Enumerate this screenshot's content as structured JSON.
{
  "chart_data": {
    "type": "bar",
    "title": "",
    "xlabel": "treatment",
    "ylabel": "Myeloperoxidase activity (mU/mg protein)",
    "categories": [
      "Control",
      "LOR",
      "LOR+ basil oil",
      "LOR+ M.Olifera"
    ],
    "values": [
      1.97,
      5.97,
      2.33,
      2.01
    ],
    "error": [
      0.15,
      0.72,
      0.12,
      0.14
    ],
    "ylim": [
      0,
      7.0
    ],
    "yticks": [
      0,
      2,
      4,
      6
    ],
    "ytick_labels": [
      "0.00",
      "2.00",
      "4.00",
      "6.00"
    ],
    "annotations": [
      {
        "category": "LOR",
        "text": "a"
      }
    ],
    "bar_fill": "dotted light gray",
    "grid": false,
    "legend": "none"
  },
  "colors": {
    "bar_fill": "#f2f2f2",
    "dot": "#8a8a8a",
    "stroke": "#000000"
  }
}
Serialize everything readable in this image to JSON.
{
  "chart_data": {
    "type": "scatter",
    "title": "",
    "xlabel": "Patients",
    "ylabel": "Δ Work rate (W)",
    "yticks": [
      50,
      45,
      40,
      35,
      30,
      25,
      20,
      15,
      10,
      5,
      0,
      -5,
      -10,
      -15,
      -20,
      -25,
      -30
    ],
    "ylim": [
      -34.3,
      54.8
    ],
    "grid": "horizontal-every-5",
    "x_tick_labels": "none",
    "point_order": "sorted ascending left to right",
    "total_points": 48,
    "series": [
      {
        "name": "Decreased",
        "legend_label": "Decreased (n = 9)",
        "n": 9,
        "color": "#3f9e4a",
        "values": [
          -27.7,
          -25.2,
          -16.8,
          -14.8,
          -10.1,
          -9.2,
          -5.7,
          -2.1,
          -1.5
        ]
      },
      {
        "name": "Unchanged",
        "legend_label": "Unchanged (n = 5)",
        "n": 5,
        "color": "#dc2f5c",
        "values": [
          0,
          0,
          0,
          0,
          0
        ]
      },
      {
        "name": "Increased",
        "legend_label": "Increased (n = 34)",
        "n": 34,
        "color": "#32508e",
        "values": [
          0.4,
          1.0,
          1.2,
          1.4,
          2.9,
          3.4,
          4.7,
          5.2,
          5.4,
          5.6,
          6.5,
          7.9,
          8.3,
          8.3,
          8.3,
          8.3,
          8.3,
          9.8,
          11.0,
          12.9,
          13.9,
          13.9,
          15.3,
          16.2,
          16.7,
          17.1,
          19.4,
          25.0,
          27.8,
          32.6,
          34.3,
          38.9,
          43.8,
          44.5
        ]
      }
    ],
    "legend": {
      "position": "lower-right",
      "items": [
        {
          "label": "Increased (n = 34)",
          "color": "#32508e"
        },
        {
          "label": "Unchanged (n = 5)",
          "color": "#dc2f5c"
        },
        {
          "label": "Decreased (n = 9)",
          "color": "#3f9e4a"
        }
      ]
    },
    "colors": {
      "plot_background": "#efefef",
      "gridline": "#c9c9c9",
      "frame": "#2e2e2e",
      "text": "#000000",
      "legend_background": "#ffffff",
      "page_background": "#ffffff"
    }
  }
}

■ **What to do**
The lines you need are those containing "ylabel"; find them in the records and copy them.

■ **Task result**
    "ylabel": "Myeloperoxidase activity (mU/mg protein)",
    "ylabel": "Δ Work rate (W)",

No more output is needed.